WHAT YOU NEED TO DO ::
Copy all of the material below word for word, keeping every line as it is.

RECORDS SUPPLIED ::

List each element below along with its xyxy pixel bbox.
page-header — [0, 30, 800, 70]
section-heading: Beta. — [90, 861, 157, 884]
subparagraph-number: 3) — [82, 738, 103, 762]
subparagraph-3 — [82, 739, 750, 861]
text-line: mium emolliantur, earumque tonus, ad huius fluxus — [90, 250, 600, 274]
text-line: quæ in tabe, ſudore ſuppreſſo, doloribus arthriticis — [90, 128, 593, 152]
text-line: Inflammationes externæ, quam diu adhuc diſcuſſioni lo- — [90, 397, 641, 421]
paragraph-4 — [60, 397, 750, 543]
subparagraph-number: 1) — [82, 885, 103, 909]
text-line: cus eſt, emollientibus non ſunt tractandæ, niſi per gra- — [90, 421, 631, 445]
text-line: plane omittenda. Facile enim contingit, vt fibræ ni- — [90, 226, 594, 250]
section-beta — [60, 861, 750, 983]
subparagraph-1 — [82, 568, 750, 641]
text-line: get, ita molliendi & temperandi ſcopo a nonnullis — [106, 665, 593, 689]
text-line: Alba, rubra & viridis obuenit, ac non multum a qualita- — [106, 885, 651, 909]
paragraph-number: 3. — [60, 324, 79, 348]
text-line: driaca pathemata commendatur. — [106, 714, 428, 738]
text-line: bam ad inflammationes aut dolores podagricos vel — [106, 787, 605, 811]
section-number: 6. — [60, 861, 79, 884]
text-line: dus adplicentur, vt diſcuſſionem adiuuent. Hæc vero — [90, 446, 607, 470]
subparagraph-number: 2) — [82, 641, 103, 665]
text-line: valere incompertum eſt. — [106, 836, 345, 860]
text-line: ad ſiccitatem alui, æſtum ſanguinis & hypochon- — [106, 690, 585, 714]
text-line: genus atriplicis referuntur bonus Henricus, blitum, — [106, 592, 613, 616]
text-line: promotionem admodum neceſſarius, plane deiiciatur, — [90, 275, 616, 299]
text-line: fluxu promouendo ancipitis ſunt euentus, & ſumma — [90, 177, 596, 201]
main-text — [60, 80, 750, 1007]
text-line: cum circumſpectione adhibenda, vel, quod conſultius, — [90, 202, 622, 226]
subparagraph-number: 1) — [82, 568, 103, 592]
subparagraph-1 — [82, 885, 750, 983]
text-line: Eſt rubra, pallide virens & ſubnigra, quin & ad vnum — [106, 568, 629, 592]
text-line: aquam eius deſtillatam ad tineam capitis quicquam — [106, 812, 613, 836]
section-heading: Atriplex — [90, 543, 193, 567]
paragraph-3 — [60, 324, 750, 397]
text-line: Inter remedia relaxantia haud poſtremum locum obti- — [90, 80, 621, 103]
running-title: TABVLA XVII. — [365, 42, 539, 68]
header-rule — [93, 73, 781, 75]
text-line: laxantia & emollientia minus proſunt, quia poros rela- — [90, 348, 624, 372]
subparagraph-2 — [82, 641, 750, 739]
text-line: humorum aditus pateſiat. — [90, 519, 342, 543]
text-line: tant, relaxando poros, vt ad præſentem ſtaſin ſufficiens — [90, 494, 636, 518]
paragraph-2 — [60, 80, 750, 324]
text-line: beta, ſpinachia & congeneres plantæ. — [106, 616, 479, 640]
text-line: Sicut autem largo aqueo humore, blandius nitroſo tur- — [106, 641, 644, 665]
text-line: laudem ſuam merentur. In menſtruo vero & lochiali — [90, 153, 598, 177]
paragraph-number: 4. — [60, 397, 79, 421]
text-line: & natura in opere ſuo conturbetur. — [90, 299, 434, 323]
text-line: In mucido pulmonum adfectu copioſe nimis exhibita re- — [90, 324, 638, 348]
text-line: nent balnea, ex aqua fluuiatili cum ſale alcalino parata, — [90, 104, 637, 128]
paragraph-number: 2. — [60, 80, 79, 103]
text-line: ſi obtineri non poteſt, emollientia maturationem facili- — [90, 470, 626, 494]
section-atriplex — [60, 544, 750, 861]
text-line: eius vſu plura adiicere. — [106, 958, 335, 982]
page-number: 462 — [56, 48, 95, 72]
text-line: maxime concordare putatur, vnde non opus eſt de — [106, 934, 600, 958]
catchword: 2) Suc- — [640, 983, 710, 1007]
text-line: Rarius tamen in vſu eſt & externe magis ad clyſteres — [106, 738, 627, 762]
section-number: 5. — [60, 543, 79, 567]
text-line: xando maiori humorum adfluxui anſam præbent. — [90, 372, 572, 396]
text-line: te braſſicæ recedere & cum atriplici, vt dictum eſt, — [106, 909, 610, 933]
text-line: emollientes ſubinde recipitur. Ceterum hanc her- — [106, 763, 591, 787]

WORKED ANSWER ::
List each element below along with its xyxy pixel bbox.
page-header — [0, 30, 800, 70]
section-heading: Beta. — [90, 861, 157, 884]
subparagraph-number: 3) — [82, 738, 103, 762]
subparagraph-3 — [82, 739, 750, 861]
text-line: mium emolliantur, earumque tonus, ad huius fluxus — [90, 250, 600, 274]
text-line: quæ in tabe, ſudore ſuppreſſo, doloribus arthriticis — [90, 128, 593, 152]
text-line: Inflammationes externæ, quam diu adhuc diſcuſſioni lo- — [90, 397, 641, 421]
paragraph-4 — [60, 397, 750, 543]
subparagraph-number: 1) — [82, 885, 103, 909]
text-line: cus eſt, emollientibus non ſunt tractandæ, niſi per gra- — [90, 421, 631, 445]
text-line: plane omittenda. Facile enim contingit, vt fibræ ni- — [90, 226, 594, 250]
section-beta — [60, 861, 750, 983]
subparagraph-1 — [82, 568, 750, 641]
text-line: get, ita molliendi & temperandi ſcopo a nonnullis — [106, 665, 593, 689]
text-line: Alba, rubra & viridis obuenit, ac non multum a qualita- — [106, 885, 651, 909]
paragraph-number: 3. — [60, 324, 79, 348]
text-line: driaca pathemata commendatur. — [106, 714, 428, 738]
text-line: bam ad inflammationes aut dolores podagricos vel — [106, 787, 605, 811]
section-number: 6. — [60, 861, 79, 884]
text-line: dus adplicentur, vt diſcuſſionem adiuuent. Hæc vero — [90, 446, 607, 470]
subparagraph-number: 2) — [82, 641, 103, 665]
text-line: valere incompertum eſt. — [106, 836, 345, 860]
text-line: ad ſiccitatem alui, æſtum ſanguinis & hypochon- — [106, 690, 585, 714]
text-line: genus atriplicis referuntur bonus Henricus, blitum, — [106, 592, 613, 616]
text-line: promotionem admodum neceſſarius, plane deiiciatur, — [90, 275, 616, 299]
text-line: fluxu promouendo ancipitis ſunt euentus, & ſumma — [90, 177, 596, 201]
main-text — [60, 80, 750, 1007]
text-line: cum circumſpectione adhibenda, vel, quod conſultius, — [90, 202, 622, 226]
subparagraph-number: 1) — [82, 568, 103, 592]
subparagraph-1 — [82, 885, 750, 983]
text-line: Eſt rubra, pallide virens & ſubnigra, quin & ad vnum — [106, 568, 629, 592]
text-line: aquam eius deſtillatam ad tineam capitis quicquam — [106, 812, 613, 836]
section-heading: Atriplex — [90, 543, 193, 567]
paragraph-3 — [60, 324, 750, 397]
text-line: Inter remedia relaxantia haud poſtremum locum obti- — [90, 80, 621, 103]
running-title: TABVLA XVII. — [365, 42, 539, 68]
header-rule — [93, 73, 781, 75]
text-line: laxantia & emollientia minus proſunt, quia poros rela- — [90, 348, 624, 372]
subparagraph-2 — [82, 641, 750, 739]
text-line: humorum aditus pateſiat. — [90, 519, 342, 543]
text-line: tant, relaxando poros, vt ad præſentem ſtaſin ſufficiens — [90, 494, 636, 518]
paragraph-2 — [60, 80, 750, 324]
text-line: beta, ſpinachia & congeneres plantæ. — [106, 616, 479, 640]
text-line: Sicut autem largo aqueo humore, blandius nitroſo tur- — [106, 641, 644, 665]
text-line: laudem ſuam merentur. In menſtruo vero & lochiali — [90, 153, 598, 177]
paragraph-number: 4. — [60, 397, 79, 421]
text-line: & natura in opere ſuo conturbetur. — [90, 299, 434, 323]
text-line: In mucido pulmonum adfectu copioſe nimis exhibita re- — [90, 324, 638, 348]
text-line: nent balnea, ex aqua fluuiatili cum ſale alcalino parata, — [90, 104, 637, 128]
paragraph-number: 2. — [60, 80, 79, 103]
text-line: ſi obtineri non poteſt, emollientia maturationem facili- — [90, 470, 626, 494]
section-atriplex — [60, 544, 750, 861]
text-line: eius vſu plura adiicere. — [106, 958, 335, 982]
page-number: 462 — [56, 48, 95, 72]
text-line: maxime concordare putatur, vnde non opus eſt de — [106, 934, 600, 958]
catchword: 2) Suc- — [640, 983, 710, 1007]
text-line: Rarius tamen in vſu eſt & externe magis ad clyſteres — [106, 738, 627, 762]
section-number: 5. — [60, 543, 79, 567]
text-line: xando maiori humorum adfluxui anſam præbent. — [90, 372, 572, 396]
text-line: te braſſicæ recedere & cum atriplici, vt dictum eſt, — [106, 909, 610, 933]
text-line: emollientes ſubinde recipitur. Ceterum hanc her- — [106, 763, 591, 787]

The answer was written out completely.